_Given problem_
Give only the number of lines in the listing below where the string "Miles" occurs.
──────── Data provided ────────
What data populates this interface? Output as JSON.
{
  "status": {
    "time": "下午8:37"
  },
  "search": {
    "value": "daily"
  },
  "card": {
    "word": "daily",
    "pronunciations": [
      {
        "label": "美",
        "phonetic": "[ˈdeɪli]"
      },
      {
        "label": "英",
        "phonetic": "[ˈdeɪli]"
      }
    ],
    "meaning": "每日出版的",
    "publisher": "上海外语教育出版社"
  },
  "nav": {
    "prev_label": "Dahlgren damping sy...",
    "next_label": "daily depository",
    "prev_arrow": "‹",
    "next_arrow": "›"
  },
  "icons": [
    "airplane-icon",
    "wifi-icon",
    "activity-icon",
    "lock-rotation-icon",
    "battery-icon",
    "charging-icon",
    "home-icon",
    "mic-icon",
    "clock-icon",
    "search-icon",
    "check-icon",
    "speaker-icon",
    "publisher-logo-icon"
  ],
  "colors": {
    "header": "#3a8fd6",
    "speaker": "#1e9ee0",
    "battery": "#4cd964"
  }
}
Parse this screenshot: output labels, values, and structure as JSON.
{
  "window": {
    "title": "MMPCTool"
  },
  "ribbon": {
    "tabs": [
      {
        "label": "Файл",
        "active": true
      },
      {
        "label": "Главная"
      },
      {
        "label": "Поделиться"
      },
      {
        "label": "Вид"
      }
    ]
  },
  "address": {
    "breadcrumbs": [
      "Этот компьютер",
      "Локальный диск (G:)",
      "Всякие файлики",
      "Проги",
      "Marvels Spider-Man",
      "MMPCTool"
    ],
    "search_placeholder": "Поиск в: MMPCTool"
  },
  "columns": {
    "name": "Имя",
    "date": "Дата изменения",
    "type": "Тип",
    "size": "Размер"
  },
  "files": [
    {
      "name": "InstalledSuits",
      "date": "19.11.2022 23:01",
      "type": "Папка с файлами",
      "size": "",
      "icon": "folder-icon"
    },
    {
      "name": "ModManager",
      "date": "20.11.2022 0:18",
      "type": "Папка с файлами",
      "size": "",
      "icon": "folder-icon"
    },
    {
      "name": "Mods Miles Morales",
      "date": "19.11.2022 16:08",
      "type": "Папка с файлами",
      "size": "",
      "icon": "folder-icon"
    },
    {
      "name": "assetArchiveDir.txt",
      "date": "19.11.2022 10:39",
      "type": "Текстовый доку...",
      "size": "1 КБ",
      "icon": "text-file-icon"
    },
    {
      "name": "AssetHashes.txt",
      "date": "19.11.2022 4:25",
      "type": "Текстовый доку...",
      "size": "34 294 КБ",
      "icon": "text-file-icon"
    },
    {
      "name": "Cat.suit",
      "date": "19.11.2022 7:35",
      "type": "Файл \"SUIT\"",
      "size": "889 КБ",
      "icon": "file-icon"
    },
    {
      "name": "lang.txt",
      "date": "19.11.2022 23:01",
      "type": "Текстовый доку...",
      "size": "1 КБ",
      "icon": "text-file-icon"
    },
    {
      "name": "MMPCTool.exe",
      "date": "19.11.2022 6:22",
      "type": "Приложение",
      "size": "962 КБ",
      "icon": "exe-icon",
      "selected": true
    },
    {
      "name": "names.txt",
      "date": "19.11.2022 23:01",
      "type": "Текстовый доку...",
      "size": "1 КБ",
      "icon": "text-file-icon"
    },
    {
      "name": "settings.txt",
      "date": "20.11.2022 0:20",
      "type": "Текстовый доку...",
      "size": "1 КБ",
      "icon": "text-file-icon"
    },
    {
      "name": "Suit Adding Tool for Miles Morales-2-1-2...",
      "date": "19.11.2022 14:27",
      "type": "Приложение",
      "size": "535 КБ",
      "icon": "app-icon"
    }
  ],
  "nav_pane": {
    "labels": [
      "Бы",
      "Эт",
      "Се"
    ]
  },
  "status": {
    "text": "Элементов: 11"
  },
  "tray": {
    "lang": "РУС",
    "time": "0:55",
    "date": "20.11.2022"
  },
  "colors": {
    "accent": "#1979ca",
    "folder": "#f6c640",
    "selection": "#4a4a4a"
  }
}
────────
_Result of the exercise_
2